→ STATED GOAL: Transcribe every line of the records verbatim.

→ THE INPUT:
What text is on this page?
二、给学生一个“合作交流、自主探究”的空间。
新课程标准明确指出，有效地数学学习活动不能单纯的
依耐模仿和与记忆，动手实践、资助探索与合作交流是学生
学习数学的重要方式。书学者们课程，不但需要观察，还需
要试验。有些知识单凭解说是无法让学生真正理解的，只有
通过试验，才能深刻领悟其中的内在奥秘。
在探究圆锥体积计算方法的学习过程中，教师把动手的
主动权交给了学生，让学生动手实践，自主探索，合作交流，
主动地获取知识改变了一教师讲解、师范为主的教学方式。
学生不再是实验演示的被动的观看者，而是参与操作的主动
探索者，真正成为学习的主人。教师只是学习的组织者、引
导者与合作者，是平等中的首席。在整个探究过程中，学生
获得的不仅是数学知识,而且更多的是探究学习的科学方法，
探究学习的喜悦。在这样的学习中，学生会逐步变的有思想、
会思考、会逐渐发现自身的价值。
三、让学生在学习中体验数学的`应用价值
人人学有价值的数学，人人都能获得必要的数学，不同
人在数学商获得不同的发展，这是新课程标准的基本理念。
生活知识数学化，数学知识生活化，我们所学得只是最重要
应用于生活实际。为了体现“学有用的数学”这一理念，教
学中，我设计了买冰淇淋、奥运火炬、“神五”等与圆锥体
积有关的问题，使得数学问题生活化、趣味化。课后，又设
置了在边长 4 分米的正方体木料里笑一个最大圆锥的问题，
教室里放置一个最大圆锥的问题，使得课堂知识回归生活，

→ ANSWER TO THIS EXERCISE:
What text is on this page?
二、给学生一个“合作交流、自主探究”的空间。
新课程标准明确指出，有效地数学学习活动不能单纯的
依耐模仿和与记忆，动手实践、资助探索与合作交流是学生
学习数学的重要方式。书学者们课程，不但需要观察，还需
要试验。有些知识单凭解说是无法让学生真正理解的，只有
通过试验，才能深刻领悟其中的内在奥秘。
在探究圆锥体积计算方法的学习过程中，教师把动手的
主动权交给了学生，让学生动手实践，自主探索，合作交流，
主动地获取知识改变了一教师讲解、师范为主的教学方式。
学生不再是实验演示的被动的观看者，而是参与操作的主动
探索者，真正成为学习的主人。教师只是学习的组织者、引
导者与合作者，是平等中的首席。在整个探究过程中，学生
获得的不仅是数学知识,而且更多的是探究学习的科学方法，
探究学习的喜悦。在这样的学习中，学生会逐步变的有思想、
会思考、会逐渐发现自身的价值。
三、让学生在学习中体验数学的`应用价值
人人学有价值的数学，人人都能获得必要的数学，不同
人在数学商获得不同的发展，这是新课程标准的基本理念。
生活知识数学化，数学知识生活化，我们所学得只是最重要
应用于生活实际。为了体现“学有用的数学”这一理念，教
学中，我设计了买冰淇淋、奥运火炬、“神五”等与圆锥体
积有关的问题，使得数学问题生活化、趣味化。课后，又设
置了在边长 4 分米的正方体木料里笑一个最大圆锥的问题，
教室里放置一个最大圆锥的问题，使得课堂知识回归生活，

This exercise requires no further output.